INPUT DATA:
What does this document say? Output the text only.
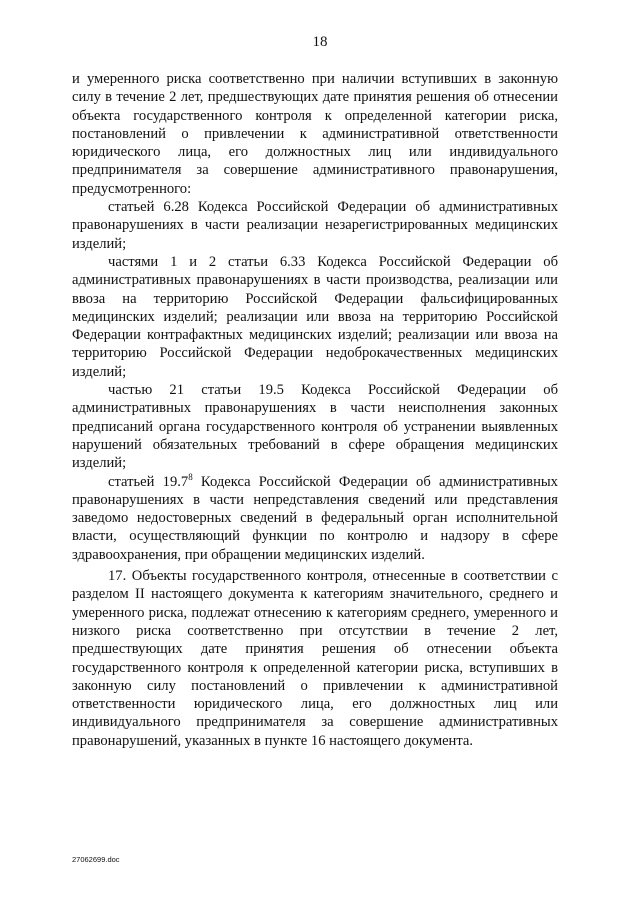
18

и умеренного риска соответственно при наличии вступивших в законную силу в течение 2 лет, предшествующих дате принятия решения об отнесении объекта государственного контроля к определенной категории риска, постановлений о привлечении к административной ответственности юридического лица, его должностных лиц или индивидуального предпринимателя за совершение административного правонарушения, предусмотренного:

статьей 6.28 Кодекса Российской Федерации об административных правонарушениях в части реализации незарегистрированных медицинских изделий;

частями 1 и 2 статьи 6.33 Кодекса Российской Федерации об административных правонарушениях в части производства, реализации или ввоза на территорию Российской Федерации фальсифицированных медицинских изделий; реализации или ввоза на территорию Российской Федерации контрафактных медицинских изделий; реализации или ввоза на территорию Российской Федерации недоброкачественных медицинских изделий;

частью 21 статьи 19.5 Кодекса Российской Федерации об административных правонарушениях в части неисполнения законных предписаний органа государственного контроля об устранении выявленных нарушений обязательных требований в сфере обращения медицинских изделий;

статьей 19.7$^8$ Кодекса Российской Федерации об административных правонарушениях в части непредставления сведений или представления заведомо недостоверных сведений в федеральный орган исполнительной власти, осуществляющий функции по контролю и надзору в сфере здравоохранения, при обращении медицинских изделий.

17. Объекты государственного контроля, отнесенные в соответствии с разделом II настоящего документа к категориям значительного, среднего и умеренного риска, подлежат отнесению к категориям среднего, умеренного и низкого риска соответственно при отсутствии в течение 2 лет, предшествующих дате принятия решения об отнесении объекта государственного контроля к определенной категории риска, вступивших в законную силу постановлений о привлечении к административной ответственности юридического лица, его должностных лиц или индивидуального предпринимателя за совершение административных правонарушений, указанных в пункте 16 настоящего документа.

27062699.doc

EXERCISE AIM: Reproduce the whole listing exactly, but not the images in it.

FINAL RESULT:
What does this document say? Output the text only.
18

и умеренного риска соответственно при наличии вступивших в законную силу в течение 2 лет, предшествующих дате принятия решения об отнесении объекта государственного контроля к определенной категории риска, постановлений о привлечении к административной ответственности юридического лица, его должностных лиц или индивидуального предпринимателя за совершение административного правонарушения, предусмотренного:

статьей 6.28 Кодекса Российской Федерации об административных правонарушениях в части реализации незарегистрированных медицинских изделий;

частями 1 и 2 статьи 6.33 Кодекса Российской Федерации об административных правонарушениях в части производства, реализации или ввоза на территорию Российской Федерации фальсифицированных медицинских изделий; реализации или ввоза на территорию Российской Федерации контрафактных медицинских изделий; реализации или ввоза на территорию Российской Федерации недоброкачественных медицинских изделий;

частью 21 статьи 19.5 Кодекса Российской Федерации об административных правонарушениях в части неисполнения законных предписаний органа государственного контроля об устранении выявленных нарушений обязательных требований в сфере обращения медицинских изделий;

статьей 19.7$^8$ Кодекса Российской Федерации об административных правонарушениях в части непредставления сведений или представления заведомо недостоверных сведений в федеральный орган исполнительной власти, осуществляющий функции по контролю и надзору в сфере здравоохранения, при обращении медицинских изделий.

17. Объекты государственного контроля, отнесенные в соответствии с разделом II настоящего документа к категориям значительного, среднего и умеренного риска, подлежат отнесению к категориям среднего, умеренного и низкого риска соответственно при отсутствии в течение 2 лет, предшествующих дате принятия решения об отнесении объекта государственного контроля к определенной категории риска, вступивших в законную силу постановлений о привлечении к административной ответственности юридического лица, его должностных лиц или индивидуального предпринимателя за совершение административных правонарушений, указанных в пункте 16 настоящего документа.

27062699.doc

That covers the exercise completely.